Task brief: Wherever the word "Sharpe" appears in a line, copy that line.

(Data entries)

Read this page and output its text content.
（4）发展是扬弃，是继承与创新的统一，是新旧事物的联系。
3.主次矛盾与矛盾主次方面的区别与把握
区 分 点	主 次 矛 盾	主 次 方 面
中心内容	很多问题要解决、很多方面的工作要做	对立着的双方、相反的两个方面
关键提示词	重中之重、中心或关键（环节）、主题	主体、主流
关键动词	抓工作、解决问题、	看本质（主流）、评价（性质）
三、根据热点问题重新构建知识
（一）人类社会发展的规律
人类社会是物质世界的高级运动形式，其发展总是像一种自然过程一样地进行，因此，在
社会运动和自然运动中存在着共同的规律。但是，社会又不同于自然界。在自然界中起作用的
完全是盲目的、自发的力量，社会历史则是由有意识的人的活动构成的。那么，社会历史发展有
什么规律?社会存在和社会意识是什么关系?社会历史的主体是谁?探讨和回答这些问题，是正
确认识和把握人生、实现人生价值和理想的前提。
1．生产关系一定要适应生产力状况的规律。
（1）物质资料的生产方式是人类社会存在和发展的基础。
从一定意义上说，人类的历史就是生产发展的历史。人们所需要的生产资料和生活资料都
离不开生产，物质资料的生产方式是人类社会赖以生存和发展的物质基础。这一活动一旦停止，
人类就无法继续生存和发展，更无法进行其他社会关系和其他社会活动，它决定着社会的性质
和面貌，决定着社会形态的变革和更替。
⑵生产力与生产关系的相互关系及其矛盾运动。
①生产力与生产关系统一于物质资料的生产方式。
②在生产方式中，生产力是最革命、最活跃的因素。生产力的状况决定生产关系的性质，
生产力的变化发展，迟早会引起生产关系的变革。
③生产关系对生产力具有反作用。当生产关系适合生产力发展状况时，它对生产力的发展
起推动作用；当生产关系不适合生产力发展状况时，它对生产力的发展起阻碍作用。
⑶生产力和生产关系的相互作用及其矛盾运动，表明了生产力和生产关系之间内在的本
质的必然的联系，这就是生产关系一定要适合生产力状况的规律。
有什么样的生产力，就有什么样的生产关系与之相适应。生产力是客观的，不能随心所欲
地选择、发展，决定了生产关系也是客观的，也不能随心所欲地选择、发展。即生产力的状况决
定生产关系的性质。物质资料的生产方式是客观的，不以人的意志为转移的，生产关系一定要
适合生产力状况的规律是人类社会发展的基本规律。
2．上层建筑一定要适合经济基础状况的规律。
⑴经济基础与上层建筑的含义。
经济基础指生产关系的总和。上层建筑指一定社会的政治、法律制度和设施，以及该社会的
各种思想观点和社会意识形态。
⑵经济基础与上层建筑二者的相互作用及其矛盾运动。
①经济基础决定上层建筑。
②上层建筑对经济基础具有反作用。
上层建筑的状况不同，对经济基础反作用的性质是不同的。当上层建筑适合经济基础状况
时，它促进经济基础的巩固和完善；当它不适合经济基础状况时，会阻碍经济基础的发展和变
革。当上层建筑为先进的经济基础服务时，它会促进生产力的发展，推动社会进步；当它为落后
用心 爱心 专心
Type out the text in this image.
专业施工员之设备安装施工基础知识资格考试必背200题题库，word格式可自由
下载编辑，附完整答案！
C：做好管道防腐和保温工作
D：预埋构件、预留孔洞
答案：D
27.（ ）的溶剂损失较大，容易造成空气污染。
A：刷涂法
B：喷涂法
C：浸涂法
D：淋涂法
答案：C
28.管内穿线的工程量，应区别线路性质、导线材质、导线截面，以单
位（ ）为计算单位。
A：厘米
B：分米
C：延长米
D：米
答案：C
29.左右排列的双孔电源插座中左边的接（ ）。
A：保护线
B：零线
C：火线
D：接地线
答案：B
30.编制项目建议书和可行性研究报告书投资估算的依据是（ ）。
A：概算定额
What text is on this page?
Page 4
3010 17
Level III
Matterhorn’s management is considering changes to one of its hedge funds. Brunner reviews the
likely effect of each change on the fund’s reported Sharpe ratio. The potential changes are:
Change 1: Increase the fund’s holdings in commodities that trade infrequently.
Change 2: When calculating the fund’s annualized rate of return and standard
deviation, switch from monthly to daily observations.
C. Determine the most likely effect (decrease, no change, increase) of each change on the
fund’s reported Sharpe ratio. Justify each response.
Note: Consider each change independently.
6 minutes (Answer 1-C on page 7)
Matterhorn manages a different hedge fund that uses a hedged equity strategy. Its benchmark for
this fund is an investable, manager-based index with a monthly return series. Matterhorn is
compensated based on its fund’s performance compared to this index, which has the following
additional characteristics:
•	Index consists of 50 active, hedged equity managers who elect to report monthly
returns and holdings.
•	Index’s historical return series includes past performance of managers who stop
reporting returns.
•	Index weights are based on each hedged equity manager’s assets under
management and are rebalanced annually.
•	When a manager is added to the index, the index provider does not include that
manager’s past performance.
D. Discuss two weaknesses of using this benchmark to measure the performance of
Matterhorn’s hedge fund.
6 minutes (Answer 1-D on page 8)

Answer to the task:
likely effect of each change on the fund’s reported Sharpe ratio. The potential changes are:
fund’s reported Sharpe ratio. Justify each response.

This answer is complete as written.